Extracted records:
#####

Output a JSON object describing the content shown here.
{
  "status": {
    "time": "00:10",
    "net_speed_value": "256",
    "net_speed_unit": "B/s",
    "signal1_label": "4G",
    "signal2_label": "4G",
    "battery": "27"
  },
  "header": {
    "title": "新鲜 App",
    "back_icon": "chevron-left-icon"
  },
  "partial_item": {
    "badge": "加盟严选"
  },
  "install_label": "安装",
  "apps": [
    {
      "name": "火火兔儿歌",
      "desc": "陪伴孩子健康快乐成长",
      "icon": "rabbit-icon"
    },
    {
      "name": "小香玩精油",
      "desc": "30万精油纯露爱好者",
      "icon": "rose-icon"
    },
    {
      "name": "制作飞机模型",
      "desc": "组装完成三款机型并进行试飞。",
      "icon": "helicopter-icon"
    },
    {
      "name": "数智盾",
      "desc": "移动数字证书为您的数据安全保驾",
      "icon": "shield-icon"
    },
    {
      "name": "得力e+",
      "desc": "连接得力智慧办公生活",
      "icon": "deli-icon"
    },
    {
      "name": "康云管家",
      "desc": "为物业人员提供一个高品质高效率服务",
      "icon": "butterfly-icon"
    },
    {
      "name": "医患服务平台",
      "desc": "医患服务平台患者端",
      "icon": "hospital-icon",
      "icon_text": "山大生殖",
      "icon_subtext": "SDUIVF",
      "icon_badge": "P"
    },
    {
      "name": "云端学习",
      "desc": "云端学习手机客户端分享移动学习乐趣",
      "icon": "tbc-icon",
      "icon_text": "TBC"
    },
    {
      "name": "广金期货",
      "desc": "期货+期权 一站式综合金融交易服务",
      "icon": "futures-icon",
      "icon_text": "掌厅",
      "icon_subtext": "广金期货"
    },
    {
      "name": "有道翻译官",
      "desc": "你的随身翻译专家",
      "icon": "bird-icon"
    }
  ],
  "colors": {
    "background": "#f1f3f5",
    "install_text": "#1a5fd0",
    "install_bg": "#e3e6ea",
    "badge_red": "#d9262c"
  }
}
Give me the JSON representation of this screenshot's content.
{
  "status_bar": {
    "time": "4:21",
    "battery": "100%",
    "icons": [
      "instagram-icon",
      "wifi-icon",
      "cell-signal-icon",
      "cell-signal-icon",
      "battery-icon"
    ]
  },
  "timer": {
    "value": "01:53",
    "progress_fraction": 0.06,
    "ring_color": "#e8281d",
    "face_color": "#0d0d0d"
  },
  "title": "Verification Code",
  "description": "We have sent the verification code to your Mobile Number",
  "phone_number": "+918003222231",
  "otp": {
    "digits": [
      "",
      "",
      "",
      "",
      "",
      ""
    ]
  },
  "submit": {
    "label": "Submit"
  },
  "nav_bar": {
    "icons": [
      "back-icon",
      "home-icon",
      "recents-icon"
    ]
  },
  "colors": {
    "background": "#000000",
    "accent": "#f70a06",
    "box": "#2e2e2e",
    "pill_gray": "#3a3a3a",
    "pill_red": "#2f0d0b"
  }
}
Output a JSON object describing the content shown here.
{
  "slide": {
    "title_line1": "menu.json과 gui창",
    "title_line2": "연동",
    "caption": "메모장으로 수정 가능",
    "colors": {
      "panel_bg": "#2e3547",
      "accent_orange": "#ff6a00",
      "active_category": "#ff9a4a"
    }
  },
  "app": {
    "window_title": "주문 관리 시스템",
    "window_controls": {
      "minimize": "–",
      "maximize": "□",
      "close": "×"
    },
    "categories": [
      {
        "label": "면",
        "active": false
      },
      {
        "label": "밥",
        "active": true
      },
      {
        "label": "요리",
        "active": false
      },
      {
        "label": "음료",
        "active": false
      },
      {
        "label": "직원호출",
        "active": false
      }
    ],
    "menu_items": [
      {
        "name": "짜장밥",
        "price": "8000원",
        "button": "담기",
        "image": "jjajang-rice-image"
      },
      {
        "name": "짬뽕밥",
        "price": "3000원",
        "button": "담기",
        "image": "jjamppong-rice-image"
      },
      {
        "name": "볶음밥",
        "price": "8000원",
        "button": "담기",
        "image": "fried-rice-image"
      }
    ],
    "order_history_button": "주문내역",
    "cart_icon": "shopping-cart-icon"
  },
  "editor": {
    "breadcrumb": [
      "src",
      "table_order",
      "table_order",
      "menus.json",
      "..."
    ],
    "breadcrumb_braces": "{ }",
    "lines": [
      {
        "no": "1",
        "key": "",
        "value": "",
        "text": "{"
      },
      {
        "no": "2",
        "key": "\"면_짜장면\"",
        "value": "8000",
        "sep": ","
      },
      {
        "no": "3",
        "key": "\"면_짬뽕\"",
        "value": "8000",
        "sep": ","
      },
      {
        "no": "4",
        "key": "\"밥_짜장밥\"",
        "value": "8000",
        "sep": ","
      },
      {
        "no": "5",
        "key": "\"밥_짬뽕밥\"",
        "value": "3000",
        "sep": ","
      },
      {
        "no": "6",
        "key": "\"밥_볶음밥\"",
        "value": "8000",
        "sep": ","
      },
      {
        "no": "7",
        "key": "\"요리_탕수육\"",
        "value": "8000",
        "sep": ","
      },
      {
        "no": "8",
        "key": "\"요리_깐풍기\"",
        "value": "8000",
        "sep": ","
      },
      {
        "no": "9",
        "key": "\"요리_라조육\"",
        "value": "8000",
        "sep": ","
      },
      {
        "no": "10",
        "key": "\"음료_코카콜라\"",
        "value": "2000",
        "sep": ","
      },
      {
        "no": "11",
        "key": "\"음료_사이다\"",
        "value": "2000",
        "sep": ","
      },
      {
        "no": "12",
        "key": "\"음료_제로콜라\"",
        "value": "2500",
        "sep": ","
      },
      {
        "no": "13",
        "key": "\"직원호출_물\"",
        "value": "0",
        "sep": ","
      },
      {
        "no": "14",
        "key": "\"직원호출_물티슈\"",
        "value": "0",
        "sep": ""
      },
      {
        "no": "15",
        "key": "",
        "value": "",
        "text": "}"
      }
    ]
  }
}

#####

▶ **EXERCISE DETAILS**
Pull out each line holding the string "image".

▶ **TASK RESULT**
        "image": "jjajang-rice-image"
        "image": "jjamppong-rice-image"
        "image": "fried-rice-image"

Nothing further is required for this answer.